§ **Exercise goal**: Gather up the lines with the word "shown" in them.

* begin *

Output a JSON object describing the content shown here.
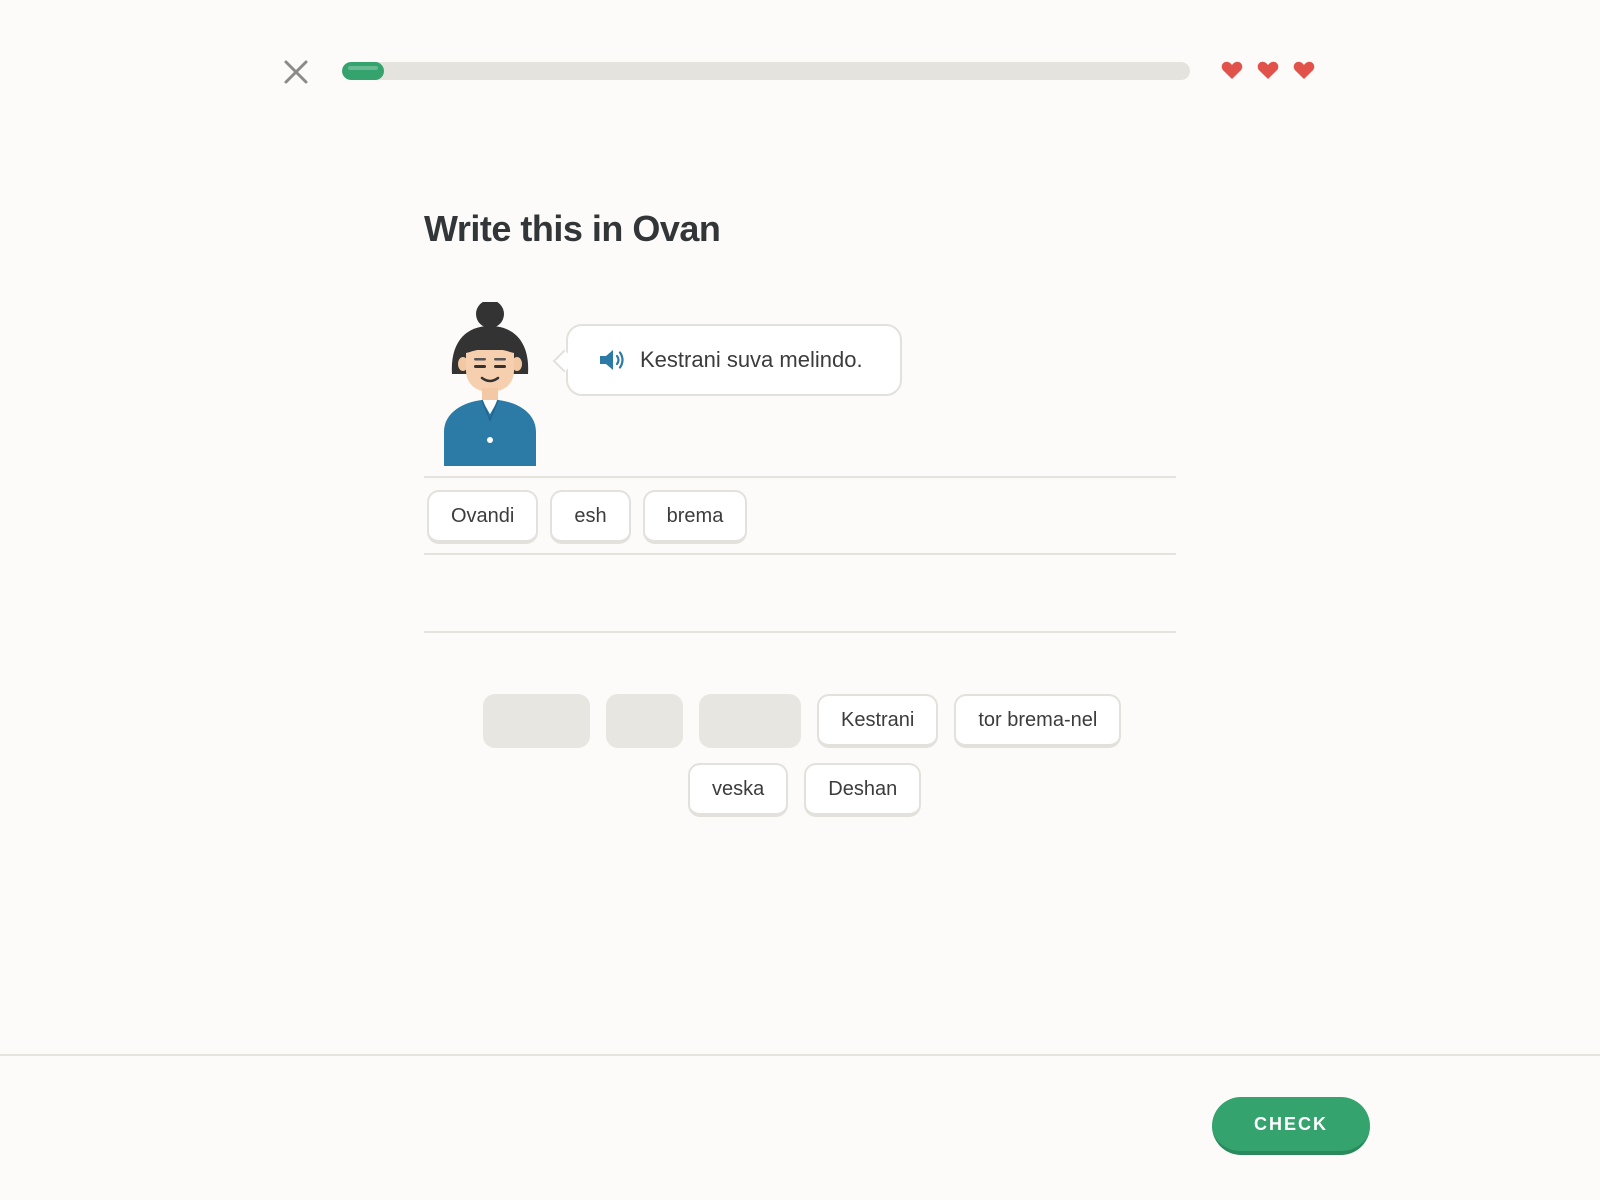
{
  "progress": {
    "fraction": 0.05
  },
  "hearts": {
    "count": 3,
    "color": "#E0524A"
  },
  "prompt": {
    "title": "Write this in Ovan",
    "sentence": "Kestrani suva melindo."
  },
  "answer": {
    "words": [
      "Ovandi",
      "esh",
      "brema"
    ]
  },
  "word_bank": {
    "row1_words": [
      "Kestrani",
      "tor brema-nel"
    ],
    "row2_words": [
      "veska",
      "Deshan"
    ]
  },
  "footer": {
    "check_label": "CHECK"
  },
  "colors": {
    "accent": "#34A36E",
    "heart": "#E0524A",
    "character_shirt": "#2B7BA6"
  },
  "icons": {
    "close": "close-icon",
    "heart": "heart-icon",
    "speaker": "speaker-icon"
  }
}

* end *
* begin *

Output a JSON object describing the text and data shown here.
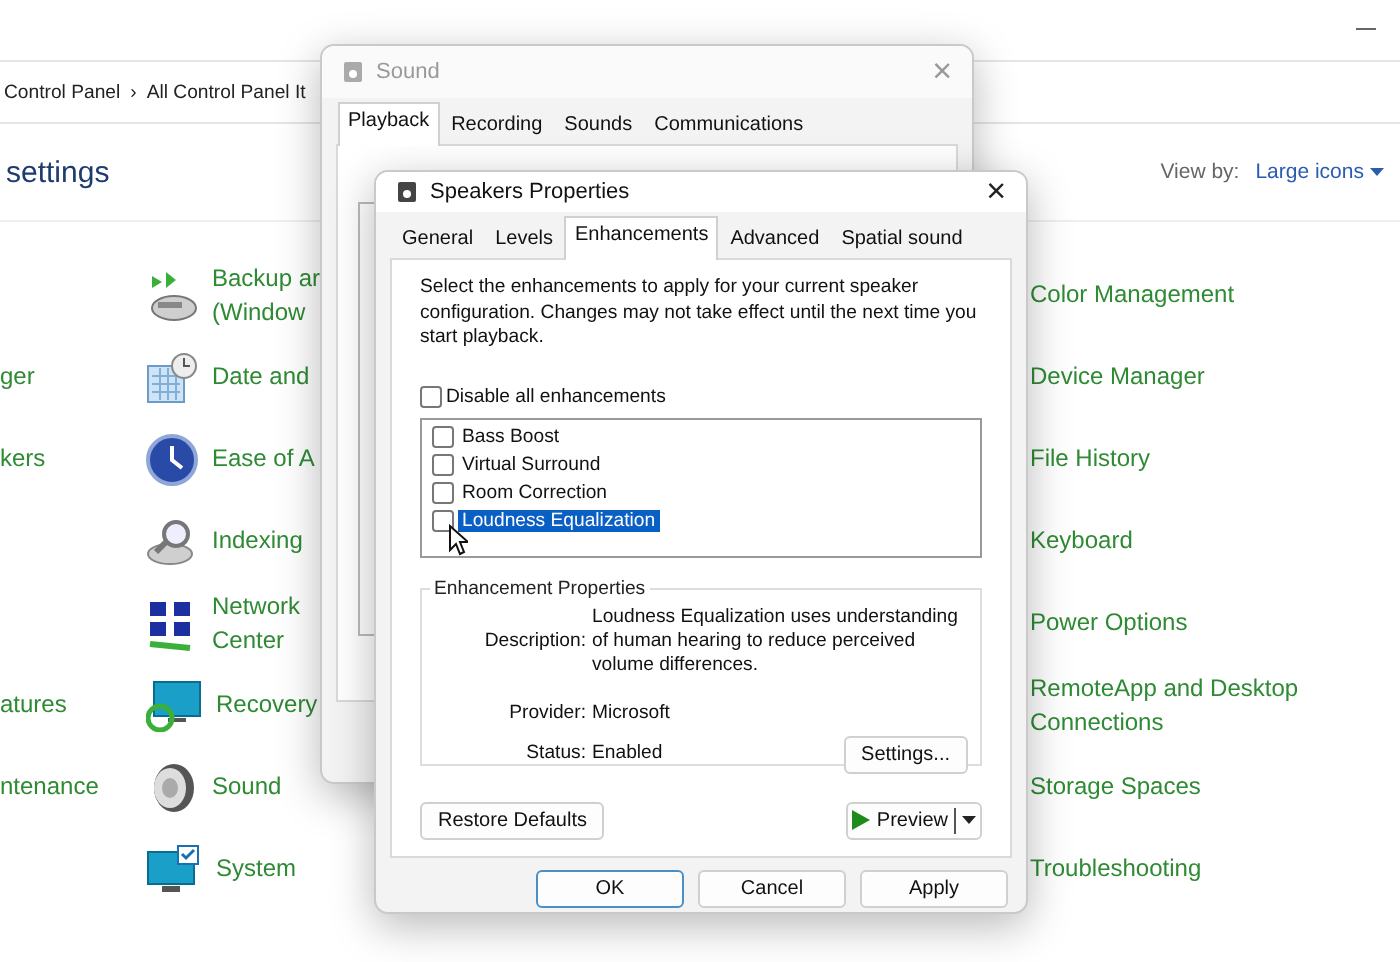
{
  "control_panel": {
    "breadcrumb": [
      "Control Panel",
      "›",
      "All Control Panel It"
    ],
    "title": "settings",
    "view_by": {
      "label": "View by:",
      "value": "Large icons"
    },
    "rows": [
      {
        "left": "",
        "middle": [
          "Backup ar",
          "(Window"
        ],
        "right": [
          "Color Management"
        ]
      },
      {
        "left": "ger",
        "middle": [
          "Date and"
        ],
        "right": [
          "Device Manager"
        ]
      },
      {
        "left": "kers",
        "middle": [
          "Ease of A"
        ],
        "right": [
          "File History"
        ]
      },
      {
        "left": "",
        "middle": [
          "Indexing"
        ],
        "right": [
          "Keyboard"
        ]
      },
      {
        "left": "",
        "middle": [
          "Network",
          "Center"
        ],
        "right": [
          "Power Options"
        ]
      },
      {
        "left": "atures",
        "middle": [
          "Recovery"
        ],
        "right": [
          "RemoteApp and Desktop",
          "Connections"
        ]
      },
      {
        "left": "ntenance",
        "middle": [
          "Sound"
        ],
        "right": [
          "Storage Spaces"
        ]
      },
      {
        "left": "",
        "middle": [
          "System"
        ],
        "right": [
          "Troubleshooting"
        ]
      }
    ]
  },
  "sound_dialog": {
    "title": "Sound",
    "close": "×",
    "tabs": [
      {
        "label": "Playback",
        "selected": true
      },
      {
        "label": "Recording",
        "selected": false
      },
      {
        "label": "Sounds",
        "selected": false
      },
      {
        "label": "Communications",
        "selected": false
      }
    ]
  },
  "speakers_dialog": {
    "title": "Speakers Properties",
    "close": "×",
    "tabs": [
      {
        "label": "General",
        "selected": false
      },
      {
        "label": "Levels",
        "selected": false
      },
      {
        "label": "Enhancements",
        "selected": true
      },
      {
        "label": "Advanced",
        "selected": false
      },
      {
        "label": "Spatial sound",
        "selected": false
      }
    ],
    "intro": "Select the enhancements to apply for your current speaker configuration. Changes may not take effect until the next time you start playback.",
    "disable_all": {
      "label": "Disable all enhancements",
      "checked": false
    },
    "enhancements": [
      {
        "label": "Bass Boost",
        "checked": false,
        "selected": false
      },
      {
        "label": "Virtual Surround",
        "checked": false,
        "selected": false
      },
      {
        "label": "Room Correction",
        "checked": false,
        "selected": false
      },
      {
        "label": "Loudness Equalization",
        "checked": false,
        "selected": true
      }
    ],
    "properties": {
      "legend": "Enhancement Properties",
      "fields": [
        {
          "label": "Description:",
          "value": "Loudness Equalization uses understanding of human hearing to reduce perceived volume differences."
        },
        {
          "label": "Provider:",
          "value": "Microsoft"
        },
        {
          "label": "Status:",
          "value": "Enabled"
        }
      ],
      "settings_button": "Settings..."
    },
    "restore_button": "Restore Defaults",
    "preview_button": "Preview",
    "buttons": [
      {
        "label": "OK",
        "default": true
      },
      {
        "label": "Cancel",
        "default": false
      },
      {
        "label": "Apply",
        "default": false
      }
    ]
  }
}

* end *

§ **Reply**:
Output a JSON object describing the content shown here.
Output a JSON object describing the text and data shown here.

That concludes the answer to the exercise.